• Texto:
══════════
Efectos psicológicos de la pandemia en los pequeños.

Los adultos son mucho menos resistentes que los pequeños a los efectos psicológicos que puede producir el aislamiento, sin embargo, no son inmunes a esto.

Es importante que puedas considerar que sus rutinas han sufrido una alteración importante, hasta hace un tiempo iban al Jardín o Sala Cuna y ahora están en casa todos los días. La exposición al bombardeo constante de noticias en relación con el coronavirus, el no poder ir al jardín, ver su familia, jugar con sus amigos, salir a pasear, etc. Esto puede provocarles niveles altos de estrés y tener un impacto emocional en ellos.

  1. Cambios de Humor

Los niños/as comienzan a tener cambios de humor mucho más frecuente. Se irritan con mayor facilidad, pueden expresar su malestar a través de pataletas o con conductas que tal vez ya habíamos superado en relación con la edad que tienen. Se pueden percibir tristes y más llorones, desesperanzados, con el ánimo bajo y desganados.

  1. Ansiedad

Aparece sintomatología ansiosa. No es anormal, por ejemplo, que pregunte cuándo acabará el Coronavirus, o cuándo puede ir al jardín, cuándo verá a sus amigos o a las tías y/o agentes educativos, a sus primos o familia o que tenga actitudes que indique que quiere salir (por ejemplo: tomarte la mano y decir ¿vamos?).

El problema se genera cuando es una conducta repetitiva y constante, y el nivel de ansiedad que les genera es alto.

Por esta razón es muy importante que los pequeños sigan pequeñas rutinas en casa, como cuando estaban en el jardín, que vean los videos de las tías para mantener contacto y que su ansiedad no vaya en aumento.

  1. Alteración del sueño

Los pequeños pueden experimentar dificultades para quedarse dormidos, despertar a media noche asustados o presentar miedos nocturnos que antes no tenían, y si tal vez los tenían estos pueden agudizarse.

Es bueno que en algunos momentos puedan dormir con sus padres, ya que, esto les genera seguridad. No obstante, si el pequeño/a ya duerme solito/a, mantener esa rutina e interrumpirla en algunas oportunidades.

También es muy importante que se siga una rutina de sueño, horario de levantarse, horario para la siesta y para el sueño nocturno. En cada período recomendamos que se genere un clima de sueño, bajar la intensidad de la luz, sacar prendas de ropa a la hora de la siesta y ponerse el pijama en la noche.

  1. Aumento o disminución del apetito

Es posible que ocurran alteraciones en el apetito. Existen dos posibilidades: que pierdan las ganas de comer o que comiencen a comer más que antes. También es factible que se pongan mañosos, que solo quieran comer aquellos alimentos que son sus preferidos y si no es así prefieran no comer o hacer algún tipo de berrinche por no soportar la frustración.
══════════
• Sección de datos:
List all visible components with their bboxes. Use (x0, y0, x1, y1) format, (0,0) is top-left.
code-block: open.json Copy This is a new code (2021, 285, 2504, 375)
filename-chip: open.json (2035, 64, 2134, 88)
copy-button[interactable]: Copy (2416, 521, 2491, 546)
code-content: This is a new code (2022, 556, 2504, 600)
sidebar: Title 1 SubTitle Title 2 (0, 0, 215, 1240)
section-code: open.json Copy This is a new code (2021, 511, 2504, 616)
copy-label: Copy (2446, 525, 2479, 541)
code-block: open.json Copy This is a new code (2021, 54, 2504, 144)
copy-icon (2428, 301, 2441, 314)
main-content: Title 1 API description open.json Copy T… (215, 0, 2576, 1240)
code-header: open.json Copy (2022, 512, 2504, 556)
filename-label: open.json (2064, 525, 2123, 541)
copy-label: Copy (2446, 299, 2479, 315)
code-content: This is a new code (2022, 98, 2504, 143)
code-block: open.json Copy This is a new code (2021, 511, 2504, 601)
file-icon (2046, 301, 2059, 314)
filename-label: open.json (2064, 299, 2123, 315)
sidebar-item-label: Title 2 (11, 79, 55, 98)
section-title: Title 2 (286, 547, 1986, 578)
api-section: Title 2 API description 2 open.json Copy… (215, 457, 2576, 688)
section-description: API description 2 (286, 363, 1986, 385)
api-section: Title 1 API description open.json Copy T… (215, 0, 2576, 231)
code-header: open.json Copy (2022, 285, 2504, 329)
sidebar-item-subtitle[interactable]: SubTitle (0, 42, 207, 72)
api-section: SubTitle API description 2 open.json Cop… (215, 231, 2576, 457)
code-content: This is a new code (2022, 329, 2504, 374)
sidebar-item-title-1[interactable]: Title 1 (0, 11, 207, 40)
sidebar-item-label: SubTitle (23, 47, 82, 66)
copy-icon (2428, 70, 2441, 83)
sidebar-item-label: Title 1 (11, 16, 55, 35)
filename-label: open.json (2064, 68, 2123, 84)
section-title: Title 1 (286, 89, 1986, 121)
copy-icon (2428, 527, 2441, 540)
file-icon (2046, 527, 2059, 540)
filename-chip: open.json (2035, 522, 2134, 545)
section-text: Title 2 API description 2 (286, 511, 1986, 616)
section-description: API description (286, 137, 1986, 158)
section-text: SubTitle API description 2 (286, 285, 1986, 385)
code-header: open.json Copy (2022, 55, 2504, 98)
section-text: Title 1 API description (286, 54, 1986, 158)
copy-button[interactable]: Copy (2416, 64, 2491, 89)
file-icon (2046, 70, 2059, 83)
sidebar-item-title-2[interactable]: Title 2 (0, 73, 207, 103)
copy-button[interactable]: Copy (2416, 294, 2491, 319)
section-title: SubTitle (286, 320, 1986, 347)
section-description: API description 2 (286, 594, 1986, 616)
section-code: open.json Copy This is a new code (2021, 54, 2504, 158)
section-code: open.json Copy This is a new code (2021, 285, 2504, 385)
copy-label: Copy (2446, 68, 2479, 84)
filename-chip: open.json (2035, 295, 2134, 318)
══════════
• Ejercicios:
a - Enumera los efectos que el texto sobre la pandemia y los pequeños presenta con un título propio.
b - Copia del texto sobre la pandemia y los pequeños el tramo que empieza en "Aparece sintomatología ansiosa." y termina en "y decir ¿vamos?).".

• Respuestas:
a -
Cambios de Humor
Ansiedad
Alteración del sueño
Aumento o disminución del apetito

b -
Aparece sintomatología ansiosa. No es anormal, por ejemplo, que pregunte cuándo acabará el Coronavirus, o cuándo puede ir al jardín, cuándo verá a sus amigos o a las tías y/o agentes educativos, a sus primos o familia o que tenga actitudes que indique que quiere salir (por ejemplo: tomarte la mano y decir ¿vamos?).